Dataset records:
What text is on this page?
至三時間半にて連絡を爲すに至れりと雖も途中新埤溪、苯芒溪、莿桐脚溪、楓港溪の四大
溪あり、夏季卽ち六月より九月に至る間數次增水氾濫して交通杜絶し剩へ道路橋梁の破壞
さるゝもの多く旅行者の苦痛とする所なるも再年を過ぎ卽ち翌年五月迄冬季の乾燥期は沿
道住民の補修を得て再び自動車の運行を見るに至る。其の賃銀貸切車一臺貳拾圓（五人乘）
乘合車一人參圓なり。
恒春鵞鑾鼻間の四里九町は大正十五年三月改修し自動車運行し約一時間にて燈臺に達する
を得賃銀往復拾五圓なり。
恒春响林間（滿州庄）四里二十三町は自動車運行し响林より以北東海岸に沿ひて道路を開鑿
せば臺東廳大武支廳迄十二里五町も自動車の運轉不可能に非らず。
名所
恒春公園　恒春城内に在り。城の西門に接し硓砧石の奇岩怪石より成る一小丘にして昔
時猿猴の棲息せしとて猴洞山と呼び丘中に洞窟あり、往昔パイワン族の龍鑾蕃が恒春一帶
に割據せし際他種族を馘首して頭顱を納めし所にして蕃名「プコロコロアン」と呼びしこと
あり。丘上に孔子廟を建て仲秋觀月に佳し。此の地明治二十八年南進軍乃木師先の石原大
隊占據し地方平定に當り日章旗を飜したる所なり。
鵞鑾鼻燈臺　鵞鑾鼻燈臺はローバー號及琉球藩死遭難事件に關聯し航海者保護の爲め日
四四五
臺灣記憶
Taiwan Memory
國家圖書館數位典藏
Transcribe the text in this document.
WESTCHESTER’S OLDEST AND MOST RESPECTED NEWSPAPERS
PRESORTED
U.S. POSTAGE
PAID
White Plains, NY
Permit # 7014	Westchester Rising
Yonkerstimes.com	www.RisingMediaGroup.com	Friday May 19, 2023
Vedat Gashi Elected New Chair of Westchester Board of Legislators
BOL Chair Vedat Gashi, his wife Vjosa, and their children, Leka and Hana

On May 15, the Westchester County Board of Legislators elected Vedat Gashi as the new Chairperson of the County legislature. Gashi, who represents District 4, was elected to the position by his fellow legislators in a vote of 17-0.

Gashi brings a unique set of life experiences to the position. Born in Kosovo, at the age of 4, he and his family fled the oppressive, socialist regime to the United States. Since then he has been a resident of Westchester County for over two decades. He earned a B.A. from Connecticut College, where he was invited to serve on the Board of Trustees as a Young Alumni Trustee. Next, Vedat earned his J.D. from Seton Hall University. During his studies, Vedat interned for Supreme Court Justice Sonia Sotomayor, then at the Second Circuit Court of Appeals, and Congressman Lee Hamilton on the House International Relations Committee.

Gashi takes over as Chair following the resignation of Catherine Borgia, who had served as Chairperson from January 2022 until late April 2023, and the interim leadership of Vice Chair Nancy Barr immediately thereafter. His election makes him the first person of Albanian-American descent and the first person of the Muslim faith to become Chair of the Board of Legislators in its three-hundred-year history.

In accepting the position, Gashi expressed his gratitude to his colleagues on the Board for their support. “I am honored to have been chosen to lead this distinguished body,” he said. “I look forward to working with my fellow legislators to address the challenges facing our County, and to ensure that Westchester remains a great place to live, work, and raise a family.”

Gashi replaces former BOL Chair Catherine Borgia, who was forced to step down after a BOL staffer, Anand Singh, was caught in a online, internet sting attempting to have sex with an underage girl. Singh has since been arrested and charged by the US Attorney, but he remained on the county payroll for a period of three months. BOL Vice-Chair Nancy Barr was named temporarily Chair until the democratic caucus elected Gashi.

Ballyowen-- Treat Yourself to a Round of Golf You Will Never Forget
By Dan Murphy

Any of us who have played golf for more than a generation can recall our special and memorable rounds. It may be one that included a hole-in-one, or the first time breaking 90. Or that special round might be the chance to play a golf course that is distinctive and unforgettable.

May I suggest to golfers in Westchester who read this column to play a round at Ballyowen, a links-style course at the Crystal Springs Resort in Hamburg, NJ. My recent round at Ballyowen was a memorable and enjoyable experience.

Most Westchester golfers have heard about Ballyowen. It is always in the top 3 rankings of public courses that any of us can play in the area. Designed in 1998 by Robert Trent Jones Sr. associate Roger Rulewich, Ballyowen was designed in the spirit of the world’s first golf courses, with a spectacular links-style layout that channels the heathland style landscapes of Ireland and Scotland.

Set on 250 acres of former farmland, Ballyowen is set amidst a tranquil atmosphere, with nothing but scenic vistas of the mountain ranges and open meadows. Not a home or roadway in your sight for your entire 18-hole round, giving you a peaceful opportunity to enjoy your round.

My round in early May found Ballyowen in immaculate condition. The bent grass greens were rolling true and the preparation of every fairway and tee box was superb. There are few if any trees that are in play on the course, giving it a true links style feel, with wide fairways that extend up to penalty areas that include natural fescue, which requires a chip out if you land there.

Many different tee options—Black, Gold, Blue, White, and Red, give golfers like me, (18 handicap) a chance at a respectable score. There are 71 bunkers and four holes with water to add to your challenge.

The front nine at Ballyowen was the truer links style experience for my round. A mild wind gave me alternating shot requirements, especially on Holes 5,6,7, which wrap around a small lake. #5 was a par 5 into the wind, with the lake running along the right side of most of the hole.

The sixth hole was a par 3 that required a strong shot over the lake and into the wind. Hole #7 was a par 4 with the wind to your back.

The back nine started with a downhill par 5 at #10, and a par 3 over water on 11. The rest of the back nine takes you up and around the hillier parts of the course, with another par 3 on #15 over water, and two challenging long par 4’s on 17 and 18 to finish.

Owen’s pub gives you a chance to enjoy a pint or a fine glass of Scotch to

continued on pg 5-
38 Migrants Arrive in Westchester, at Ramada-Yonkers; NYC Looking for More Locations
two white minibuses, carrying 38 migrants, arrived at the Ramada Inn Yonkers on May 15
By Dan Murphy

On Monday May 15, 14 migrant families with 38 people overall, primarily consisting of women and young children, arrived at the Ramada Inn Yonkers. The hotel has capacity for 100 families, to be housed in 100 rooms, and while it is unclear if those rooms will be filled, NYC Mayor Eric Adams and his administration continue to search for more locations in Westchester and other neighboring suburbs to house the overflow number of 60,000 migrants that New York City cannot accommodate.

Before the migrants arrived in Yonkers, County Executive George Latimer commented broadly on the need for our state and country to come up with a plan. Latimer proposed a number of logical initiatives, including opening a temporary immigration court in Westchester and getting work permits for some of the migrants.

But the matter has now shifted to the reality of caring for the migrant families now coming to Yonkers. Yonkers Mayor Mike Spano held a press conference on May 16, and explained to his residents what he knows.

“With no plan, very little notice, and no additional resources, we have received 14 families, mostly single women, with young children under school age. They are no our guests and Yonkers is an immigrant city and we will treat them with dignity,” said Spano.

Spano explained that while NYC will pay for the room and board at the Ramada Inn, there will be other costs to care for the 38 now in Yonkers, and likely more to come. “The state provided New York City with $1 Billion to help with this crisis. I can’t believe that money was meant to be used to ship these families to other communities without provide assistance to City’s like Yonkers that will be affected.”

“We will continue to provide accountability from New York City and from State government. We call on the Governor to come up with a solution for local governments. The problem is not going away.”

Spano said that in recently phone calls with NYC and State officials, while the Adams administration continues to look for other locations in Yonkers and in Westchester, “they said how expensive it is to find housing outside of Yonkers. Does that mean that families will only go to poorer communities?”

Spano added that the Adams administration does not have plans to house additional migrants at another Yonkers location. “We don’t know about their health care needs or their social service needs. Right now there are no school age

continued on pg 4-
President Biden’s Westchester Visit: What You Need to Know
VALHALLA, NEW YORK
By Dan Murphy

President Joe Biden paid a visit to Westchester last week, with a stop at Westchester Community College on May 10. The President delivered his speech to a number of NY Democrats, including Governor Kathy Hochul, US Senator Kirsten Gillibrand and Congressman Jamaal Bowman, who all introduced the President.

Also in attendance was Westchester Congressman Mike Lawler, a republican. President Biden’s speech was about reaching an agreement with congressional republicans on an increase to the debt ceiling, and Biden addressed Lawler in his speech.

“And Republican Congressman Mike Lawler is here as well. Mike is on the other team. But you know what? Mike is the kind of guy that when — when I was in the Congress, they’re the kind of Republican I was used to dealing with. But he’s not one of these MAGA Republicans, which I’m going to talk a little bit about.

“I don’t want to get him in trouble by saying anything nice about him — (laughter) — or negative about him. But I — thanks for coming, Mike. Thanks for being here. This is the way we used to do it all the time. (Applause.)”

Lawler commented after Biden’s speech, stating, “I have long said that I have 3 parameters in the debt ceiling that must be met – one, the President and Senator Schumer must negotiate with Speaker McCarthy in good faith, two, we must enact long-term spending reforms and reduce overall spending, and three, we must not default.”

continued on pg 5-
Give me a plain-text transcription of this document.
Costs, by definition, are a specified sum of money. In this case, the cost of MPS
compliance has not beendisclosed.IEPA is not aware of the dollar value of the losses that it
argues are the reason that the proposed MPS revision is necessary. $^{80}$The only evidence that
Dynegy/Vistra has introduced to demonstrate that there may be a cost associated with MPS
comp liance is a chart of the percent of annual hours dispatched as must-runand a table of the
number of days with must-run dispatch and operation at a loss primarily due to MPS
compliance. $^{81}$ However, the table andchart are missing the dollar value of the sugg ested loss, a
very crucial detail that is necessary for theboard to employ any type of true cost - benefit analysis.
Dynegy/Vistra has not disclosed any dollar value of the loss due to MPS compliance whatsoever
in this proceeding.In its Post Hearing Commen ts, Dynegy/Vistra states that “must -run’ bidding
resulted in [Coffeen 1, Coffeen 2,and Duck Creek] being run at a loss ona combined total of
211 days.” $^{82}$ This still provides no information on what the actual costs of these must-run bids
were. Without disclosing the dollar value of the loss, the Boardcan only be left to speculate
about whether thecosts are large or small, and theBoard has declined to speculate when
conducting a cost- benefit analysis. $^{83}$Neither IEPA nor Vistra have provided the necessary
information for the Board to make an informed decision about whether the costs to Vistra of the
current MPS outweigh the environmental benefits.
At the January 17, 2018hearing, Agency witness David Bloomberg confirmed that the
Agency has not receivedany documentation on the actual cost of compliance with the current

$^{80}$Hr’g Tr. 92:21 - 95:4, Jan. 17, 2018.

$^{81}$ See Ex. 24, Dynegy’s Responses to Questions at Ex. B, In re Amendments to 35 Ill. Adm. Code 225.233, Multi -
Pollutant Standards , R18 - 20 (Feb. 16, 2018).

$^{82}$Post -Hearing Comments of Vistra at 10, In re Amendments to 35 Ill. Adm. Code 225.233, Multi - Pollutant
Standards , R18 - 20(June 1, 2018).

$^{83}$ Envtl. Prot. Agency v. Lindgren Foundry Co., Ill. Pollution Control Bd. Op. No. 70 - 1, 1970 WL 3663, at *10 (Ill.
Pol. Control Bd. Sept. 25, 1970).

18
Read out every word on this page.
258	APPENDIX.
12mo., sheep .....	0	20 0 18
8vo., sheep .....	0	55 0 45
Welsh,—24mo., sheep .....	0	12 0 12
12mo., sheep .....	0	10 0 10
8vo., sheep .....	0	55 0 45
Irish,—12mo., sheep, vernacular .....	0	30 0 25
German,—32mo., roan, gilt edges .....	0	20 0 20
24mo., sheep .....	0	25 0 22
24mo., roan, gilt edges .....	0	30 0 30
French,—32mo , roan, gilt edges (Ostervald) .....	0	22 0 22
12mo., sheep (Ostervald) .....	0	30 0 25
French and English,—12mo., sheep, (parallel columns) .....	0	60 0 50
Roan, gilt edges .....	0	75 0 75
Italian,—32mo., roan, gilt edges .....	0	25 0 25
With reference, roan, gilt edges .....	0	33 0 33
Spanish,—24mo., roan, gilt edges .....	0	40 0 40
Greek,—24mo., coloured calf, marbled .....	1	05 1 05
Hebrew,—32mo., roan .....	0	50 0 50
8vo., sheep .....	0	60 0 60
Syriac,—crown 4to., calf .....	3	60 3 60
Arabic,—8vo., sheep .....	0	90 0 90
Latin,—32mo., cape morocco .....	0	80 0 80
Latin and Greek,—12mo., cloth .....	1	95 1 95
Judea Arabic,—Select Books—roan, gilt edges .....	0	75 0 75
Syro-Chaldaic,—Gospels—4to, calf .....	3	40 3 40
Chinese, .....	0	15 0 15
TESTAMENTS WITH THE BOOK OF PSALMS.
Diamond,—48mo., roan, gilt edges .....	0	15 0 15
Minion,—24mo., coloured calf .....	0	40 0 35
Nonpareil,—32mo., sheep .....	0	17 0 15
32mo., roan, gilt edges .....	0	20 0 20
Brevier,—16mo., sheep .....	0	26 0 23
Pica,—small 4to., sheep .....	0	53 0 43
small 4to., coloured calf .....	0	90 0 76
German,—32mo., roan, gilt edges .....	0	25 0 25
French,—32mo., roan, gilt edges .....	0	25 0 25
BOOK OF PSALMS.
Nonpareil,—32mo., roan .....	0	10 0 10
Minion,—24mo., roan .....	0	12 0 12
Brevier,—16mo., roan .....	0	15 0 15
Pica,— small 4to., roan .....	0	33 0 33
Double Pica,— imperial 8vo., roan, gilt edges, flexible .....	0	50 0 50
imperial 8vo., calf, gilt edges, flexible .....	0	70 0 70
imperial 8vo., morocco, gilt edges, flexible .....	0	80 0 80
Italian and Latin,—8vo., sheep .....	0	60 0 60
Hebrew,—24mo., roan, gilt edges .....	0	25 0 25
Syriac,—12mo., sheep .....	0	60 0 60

Problem to solve: Search the records for the word "compliance" and copy every line where it occurs.

Expected answer:
compliance has not beendisclosed.IEPA is not aware of the dollar value of the losses that it
compliance. $^{81}$ However, the table andchart are missing the dollar value of the sugg ested loss, a
Dynegy/Vistra has not disclosed any dollar value of the loss due to MPS compliance whatsoever
Agency has not receivedany documentation on the actual cost of compliance with the current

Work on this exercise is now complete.